===== INFORMATION SUPPLIED =====

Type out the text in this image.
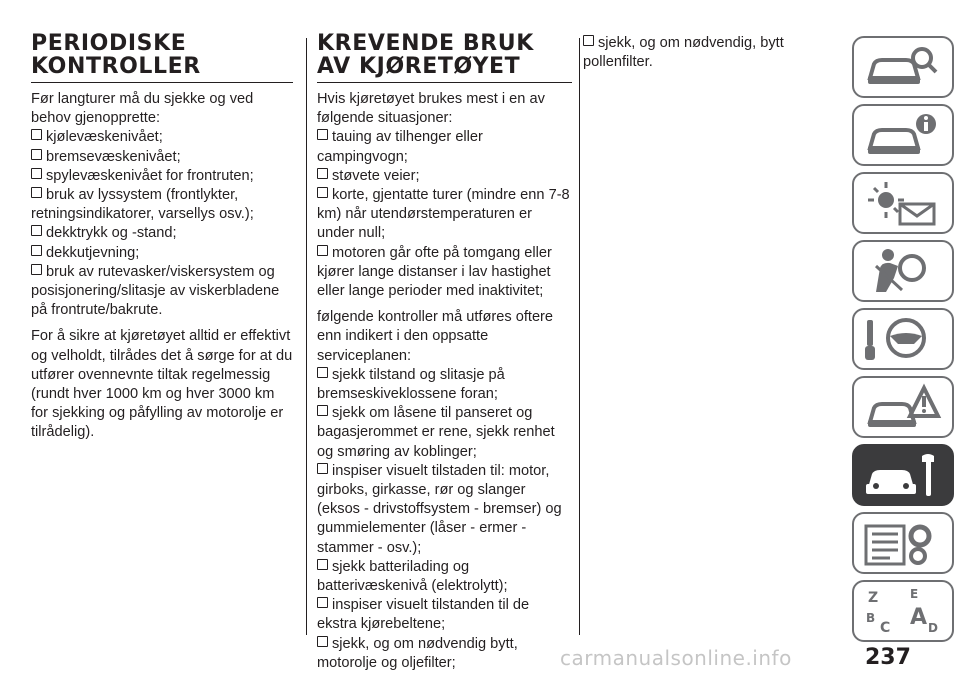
PERIODISKE KONTROLLER

Før langturer må du sjekke og ved behov gjenopprette:

kjølevæskenivået;

bremsevæskenivået;

spylevæskenivået for frontruten;

bruk av lyssystem (frontlykter, retningsindikatorer, varsellys osv.);

dekktrykk og -stand;

dekkutjevning;

bruk av rutevasker/viskersystem og posisjonering/slitasje av viskerbladene på frontrute/bakrute.

For å sikre at kjøretøyet alltid er effektivt og velholdt, tilrådes det å sørge for at du utfører ovennevnte tiltak regelmessig (rundt hver 1000 km og hver 3000 km for sjekking og påfylling av motorolje er tilrådelig).

KREVENDE BRUK AV KJØRETØYET

Hvis kjøretøyet brukes mest i en av følgende situasjoner:

tauing av tilhenger eller campingvogn;

støvete veier;

korte, gjentatte turer (mindre enn 7-8 km) når utendørstemperaturen er under null;

motoren går ofte på tomgang eller kjører lange distanser i lav hastighet eller lange perioder med inaktivitet;

følgende kontroller må utføres oftere enn indikert i den oppsatte serviceplanen:

sjekk tilstand og slitasje på bremseskiveklossene foran;

sjekk om låsene til panseret og bagasjerommet er rene, sjekk renhet og smøring av koblinger;

inspiser visuelt tilstaden til: motor, girboks, girkasse, rør og slanger (eksos - drivstoffsystem - bremser) og gummielementer (låser - ermer - stammer - osv.);

sjekk batterilading og batterivæskenivå (elektrolytt);

inspiser visuelt tilstanden til de ekstra kjørebeltene;

sjekk, og om nødvendig bytt, motorolje og oljefilter;

sjekk, og om nødvendig, bytt pollenfilter.

Z	E
B A
C	D
carmanualsonline.info	237
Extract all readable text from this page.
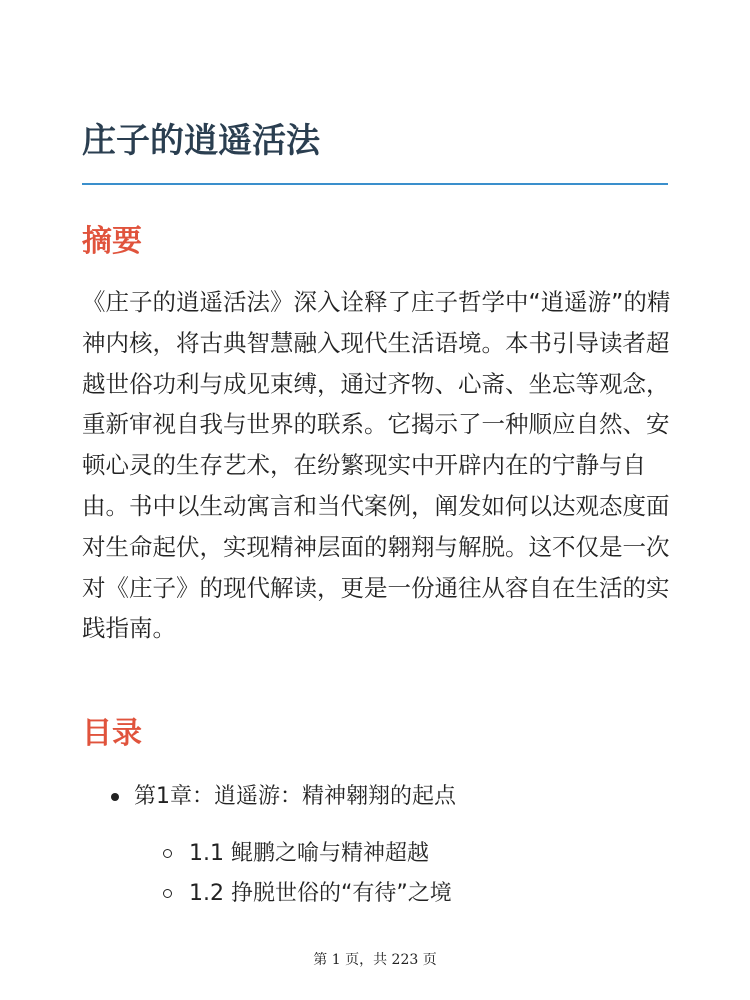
庄子的逍遥活法
摘要

《庄子的逍遥活法》深入诠释了庄子哲学中“逍遥游”的精神内核，将古典智慧融入现代生活语境。本书引导读者超越世俗功利与成见束缚，通过齐物、心斋、坐忘等观念，重新审视自我与世界的联系。它揭示了一种顺应自然、安顿心灵的生存艺术，在纷繁现实中开辟内在的宁静与自由。书中以生动寓言和当代案例，阐发如何以达观态度面对生命起伏，实现精神层面的翱翔与解脱。这不仅是一次对《庄子》的现代解读，更是一份通往从容自在生活的实践指南。

目录
第1章：逍遥游：精神翱翔的起点
1.1 鲲鹏之喻与精神超越
1.2 挣脱世俗的“有待”之境
第 1 页，共 223 页
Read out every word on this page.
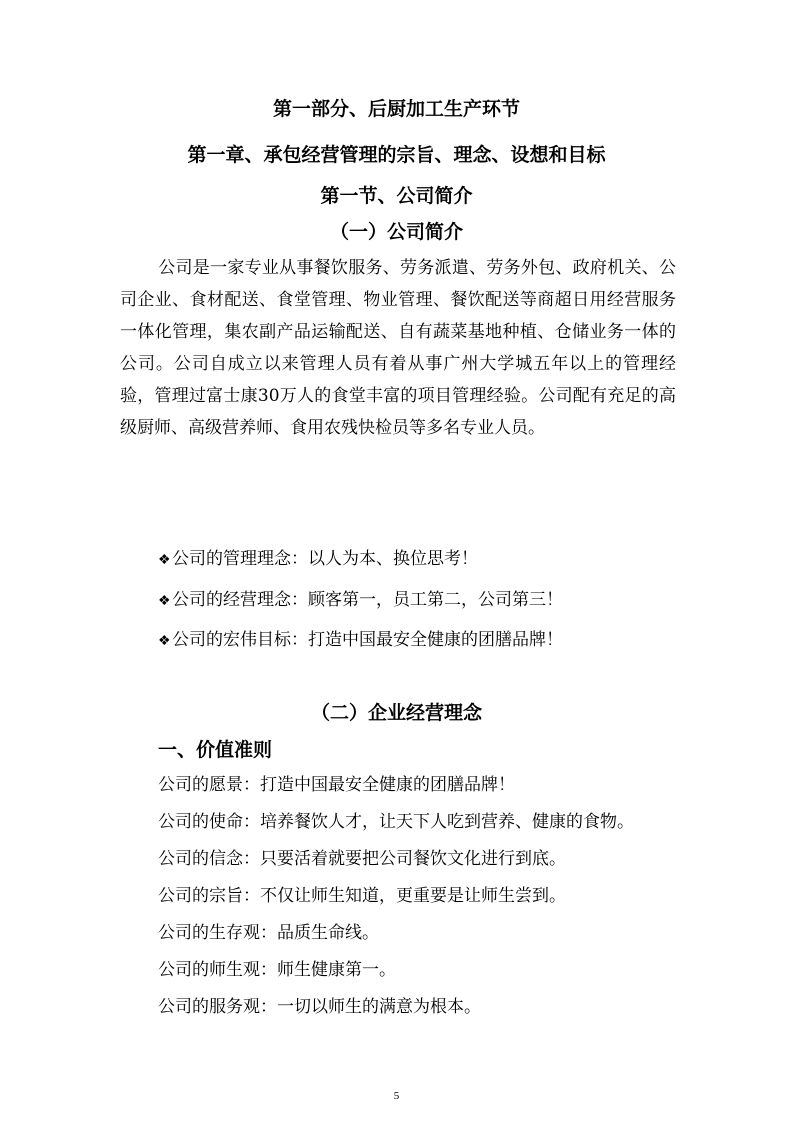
第一部分、后厨加工生产环节
第一章、承包经营管理的宗旨、理念、设想和目标
第一节、公司简介
（一）公司简介
公司是一家专业从事餐饮服务、劳务派遣、劳务外包、政府机关、公司企业、食材配送、食堂管理、物业管理、餐饮配送等商超日用经营服务一体化管理，集农副产品运输配送、自有蔬菜基地种植、仓储业务一体的公司。公司自成立以来管理人员有着从事广州大学城五年以上的管理经验，管理过富士康30万人的食堂丰富的项目管理经验。公司配有充足的高级厨师、高级营养师、食用农残快检员等多名专业人员。
❖公司的管理理念：以人为本、换位思考！
❖公司的经营理念：顾客第一，员工第二，公司第三！
❖公司的宏伟目标：打造中国最安全健康的团膳品牌！
（二）企业经营理念
一、价值准则
公司的愿景：打造中国最安全健康的团膳品牌！
公司的使命：培养餐饮人才，让天下人吃到营养、健康的食物。
公司的信念：只要活着就要把公司餐饮文化进行到底。
公司的宗旨：不仅让师生知道，更重要是让师生尝到。
公司的生存观：品质生命线。
公司的师生观：师生健康第一。
公司的服务观：一切以师生的满意为根本。
5
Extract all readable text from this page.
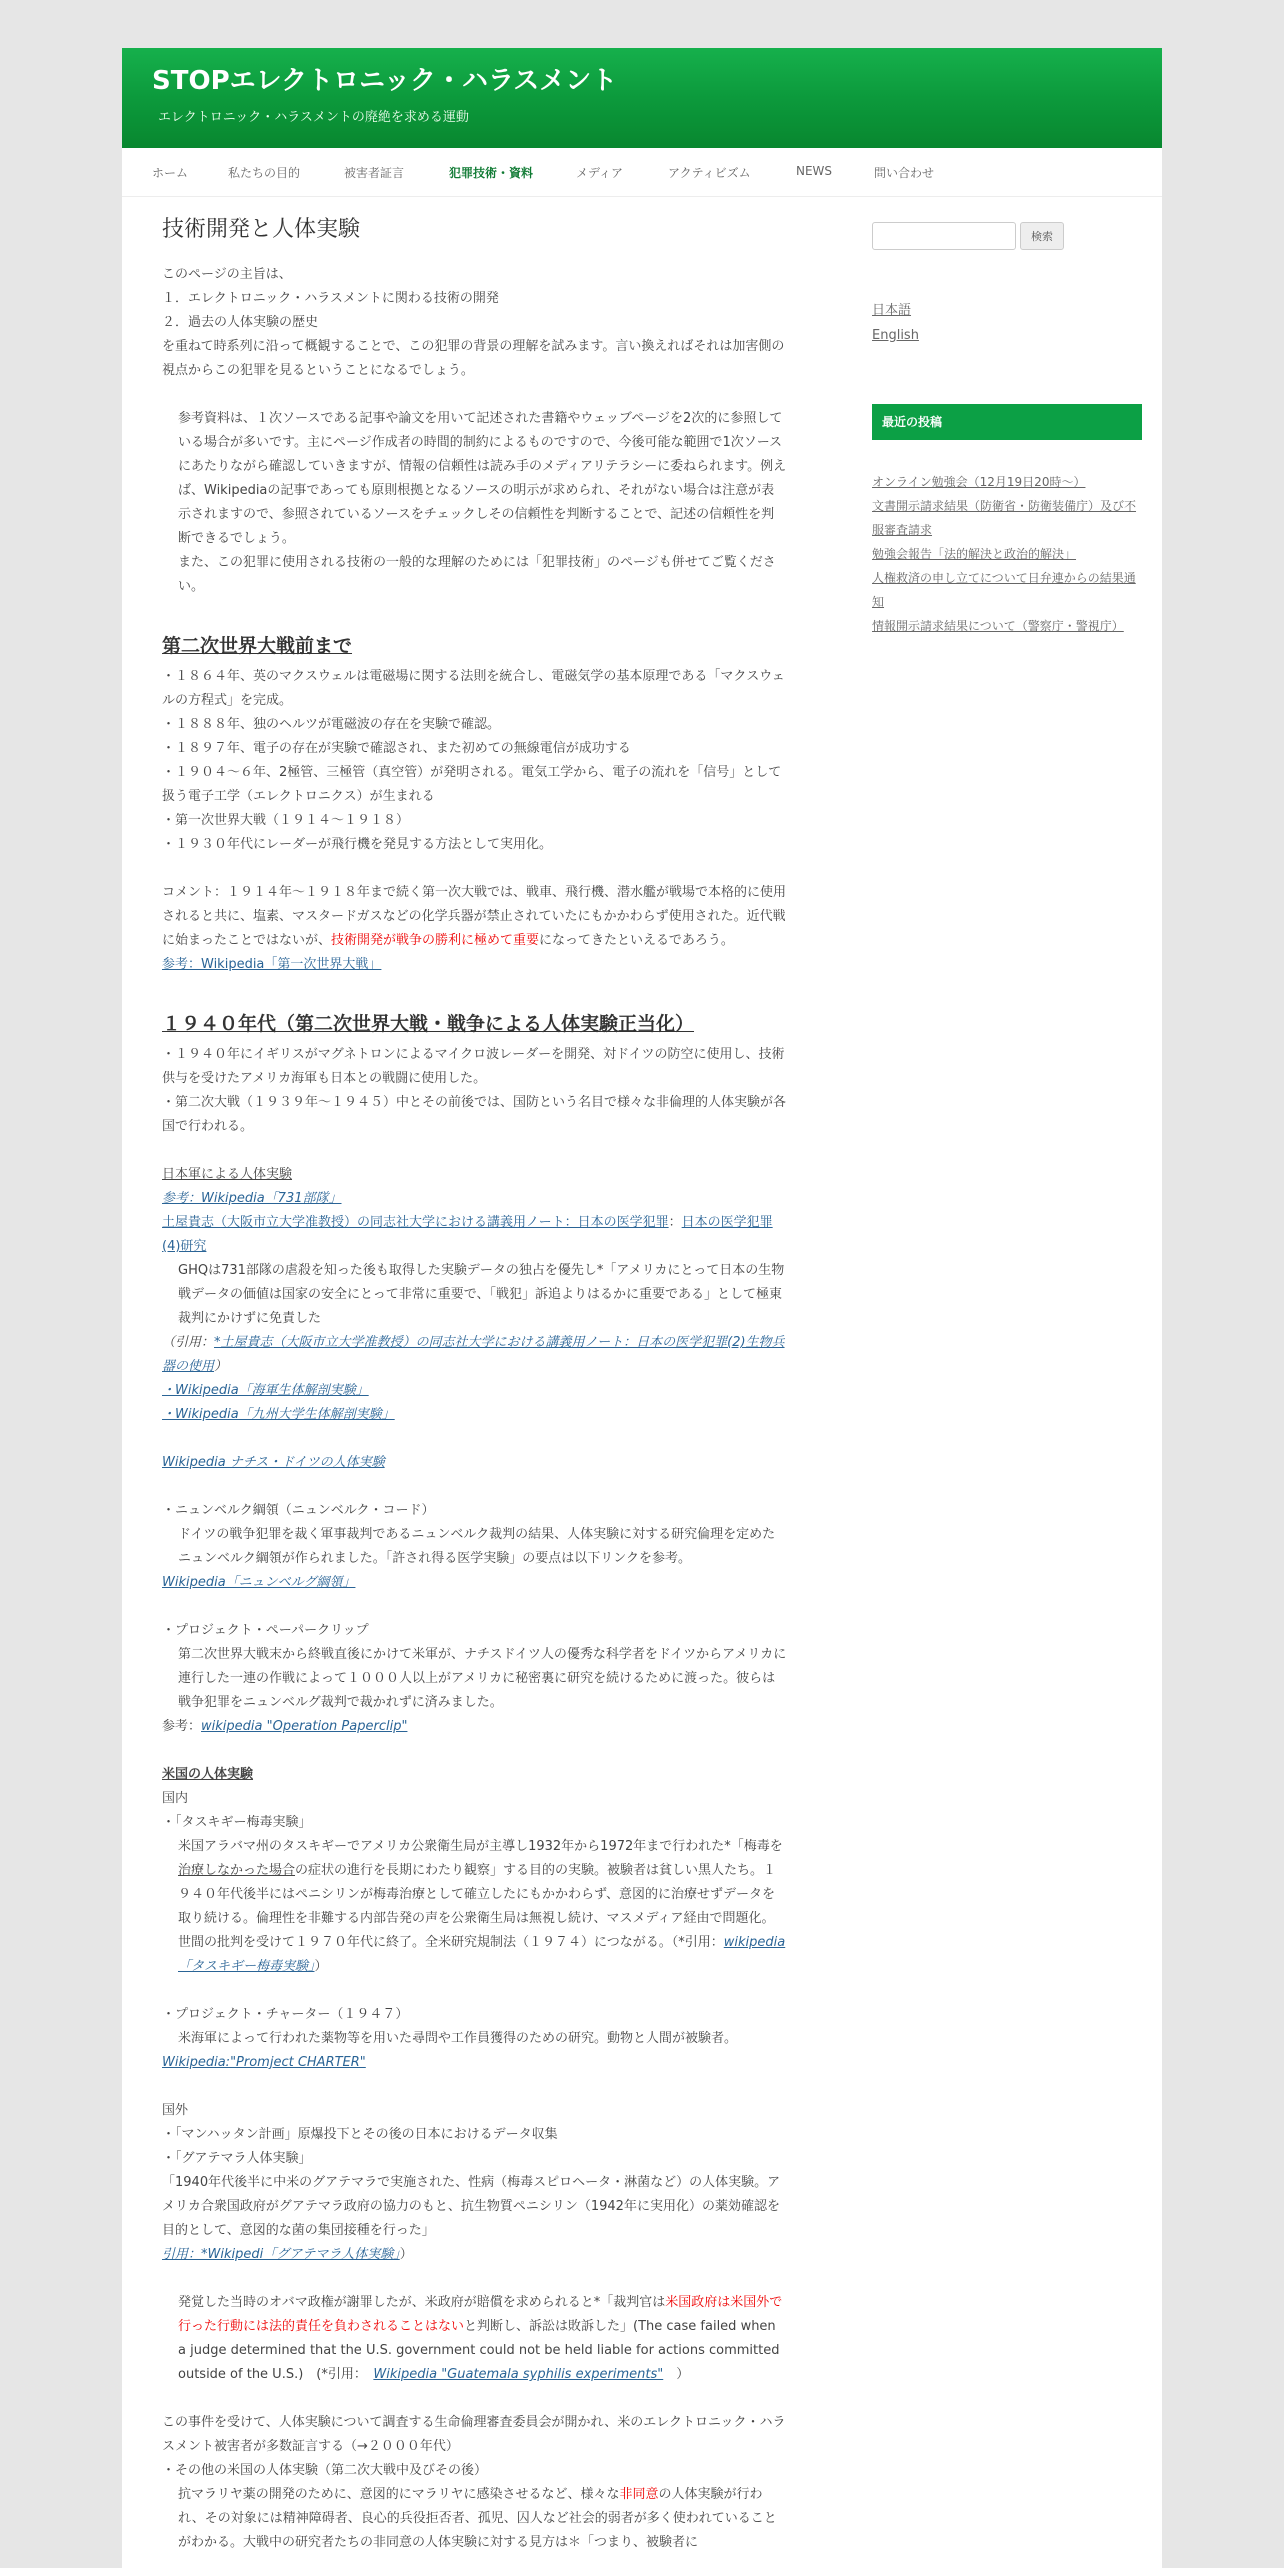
STOPエレクトロニック・ハラスメント
エレクトロニック・ハラスメントの廃絶を求める運動
ホーム	私たちの目的	被害者証言	犯罪技術・資料	メディア	アクティビズム	NEWS	問い合わせ
技術開発と人体実験

このページの主旨は、

１．エレクトロニック・ハラスメントに関わる技術の開発

２．過去の人体実験の歴史

を重ねて時系列に沿って概観することで、この犯罪の背景の理解を試みます。言い換えればそれは加害側の視点からこの犯罪を見るということになるでしょう。

参考資料は、１次ソースである記事や論文を用いて記述された書籍やウェッブページを2次的に参照している場合が多いです。主にページ作成者の時間的制約によるものですので、今後可能な範囲で1次ソースにあたりながら確認していきますが、情報の信頼性は読み手のメディアリテラシーに委ねられます。例えば、Wikipediaの記事であっても原則根拠となるソースの明示が求められ、それがない場合は注意が表示されますので、参照されているソースをチェックしその信頼性を判断することで、記述の信頼性を判断できるでしょう。

また、この犯罪に使用される技術の一般的な理解のためには「犯罪技術」のページも併せてご覧ください。

第二次世界大戦前まで

・１８６４年、英のマクスウェルは電磁場に関する法則を統合し、電磁気学の基本原理である「マクスウェルの方程式」を完成。

・１８８８年、独のヘルツが電磁波の存在を実験で確認。

・１８９７年、電子の存在が実験で確認され、また初めての無線電信が成功する

・１９０４～６年、2極管、三極管（真空管）が発明される。電気工学から、電子の流れを「信号」として扱う電子工学（エレクトロニクス）が生まれる

・第一次世界大戦（１９１４～１９１８）

・１９３０年代にレーダーが飛行機を発見する方法として実用化。

コメント：１９１４年～１９１８年まで続く第一次大戦では、戦車、飛行機、潜水艦が戦場で本格的に使用されると共に、塩素、マスタードガスなどの化学兵器が禁止されていたにもかかわらず使用された。近代戦に始まったことではないが、技術開発が戦争の勝利に極めて重要になってきたといえるであろう。

参考：Wikipedia「第一次世界大戦」

１９４０年代（第二次世界大戦・戦争による人体実験正当化）

・１９４０年にイギリスがマグネトロンによるマイクロ波レーダーを開発、対ドイツの防空に使用し、技術供与を受けたアメリカ海軍も日本との戦闘に使用した。

・第二次大戦（１９３９年～１９４５）中とその前後では、国防という名目で様々な非倫理的人体実験が各国で行われる。

日本軍による人体実験

参考：Wikipedia「731部隊」

土屋貴志（大阪市立大学准教授）の同志社大学における講義用ノート：日本の医学犯罪：日本の医学犯罪(4)研究

GHQは731部隊の虐殺を知った後も取得した実験データの独占を優先し*「アメリカにとって日本の生物戦データの価値は国家の安全にとって非常に重要で、「戦犯」訴追よりはるかに重要である」として極東裁判にかけずに免責した

（引用：*土屋貴志（大阪市立大学准教授）の同志社大学における講義用ノート：日本の医学犯罪(2)生物兵器の使用）

・Wikipedia「海軍生体解剖実験」

・Wikipedia「九州大学生体解剖実験」

Wikipedia ナチス・ドイツの人体実験

・ニュンベルク綱領（ニュンベルク・コード）

ドイツの戦争犯罪を裁く軍事裁判であるニュンベルク裁判の結果、人体実験に対する研究倫理を定めたニュンベルク綱領が作られました。「許され得る医学実験」の要点は以下リンクを参考。

Wikipedia「ニュンベルグ綱領」

・プロジェクト・ペーパークリップ

第二次世界大戦末から終戦直後にかけて米軍が、ナチスドイツ人の優秀な科学者をドイツからアメリカに連行した一連の作戦によって１０００人以上がアメリカに秘密裏に研究を続けるために渡った。彼らは戦争犯罪をニュンベルグ裁判で裁かれずに済みました。

参考：wikipedia "Operation Paperclip"

米国の人体実験

国内

・「タスキギー梅毒実験」

米国アラバマ州のタスキギーでアメリカ公衆衛生局が主導し1932年から1972年まで行われた*「梅毒を治療しなかった場合の症状の進行を長期にわたり観察」する目的の実験。被験者は貧しい黒人たち。１９４０年代後半にはペニシリンが梅毒治療として確立したにもかかわらず、意図的に治療せずデータを取り続ける。倫理性を非難する内部告発の声を公衆衛生局は無視し続け、マスメディア経由で問題化。世間の批判を受けて１９７０年代に終了。全米研究規制法（１９７４）につながる。（*引用：wikipedia「タスキギー梅毒実験」）

・プロジェクト・チャーター（１９４７）

米海軍によって行われた薬物等を用いた尋問や工作員獲得のための研究。動物と人間が被験者。

Wikipedia:"Promject CHARTER"

国外

・「マンハッタン計画」原爆投下とその後の日本におけるデータ収集

・「グアテマラ人体実験」

「1940年代後半に中米のグアテマラで実施された、性病（梅毒スピロヘータ・淋菌など）の人体実験。アメリカ合衆国政府がグアテマラ政府の協力のもと、抗生物質ペニシリン（1942年に実用化）の薬効確認を目的として、意図的な菌の集団接種を行った」

引用：*Wikipedi「グアテマラ人体実験」）

発覚した当時のオバマ政権が謝罪したが、米政府が賠償を求められると*「裁判官は米国政府は米国外で行った行動には法的責任を負わされることはないと判断し、訴訟は敗訴した」(The case failed when a judge determined that the U.S. government could not be held liable for actions committed outside of the U.S.)　(*引用：　Wikipedia "Guatemala syphilis experiments"　）

この事件を受けて、人体実験について調査する生命倫理審査委員会が開かれ、米のエレクトロニック・ハラスメント被害者が多数証言する（→２０００年代）

・その他の米国の人体実験（第二次大戦中及びその後）

抗マラリヤ薬の開発のために、意図的にマラリヤに感染させるなど、様々な非同意の人体実験が行われ、その対象には精神障碍者、良心的兵役拒否者、孤児、囚人など社会的弱者が多く使われていることがわかる。大戦中の研究者たちの非同意の人体実験に対する見方は＊「つまり、被験者に

検索
日本語
English
最近の投稿
オンライン勉強会（12月19日20時～）
文書開示請求結果（防衛省・防衛装備庁）及び不服審査請求
勉強会報告「法的解決と政治的解決」
人権救済の申し立てについて日弁連からの結果通知
情報開示請求結果について（警察庁・警視庁）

=====

Using the entries above, return each line that includes the word "følgende".

* **WORKED ANSWER**
Hvis kjøretøyet brukes mest i en av følgende situasjoner:
følgende kontroller må utføres oftere enn indikert i den oppsatte serviceplanen:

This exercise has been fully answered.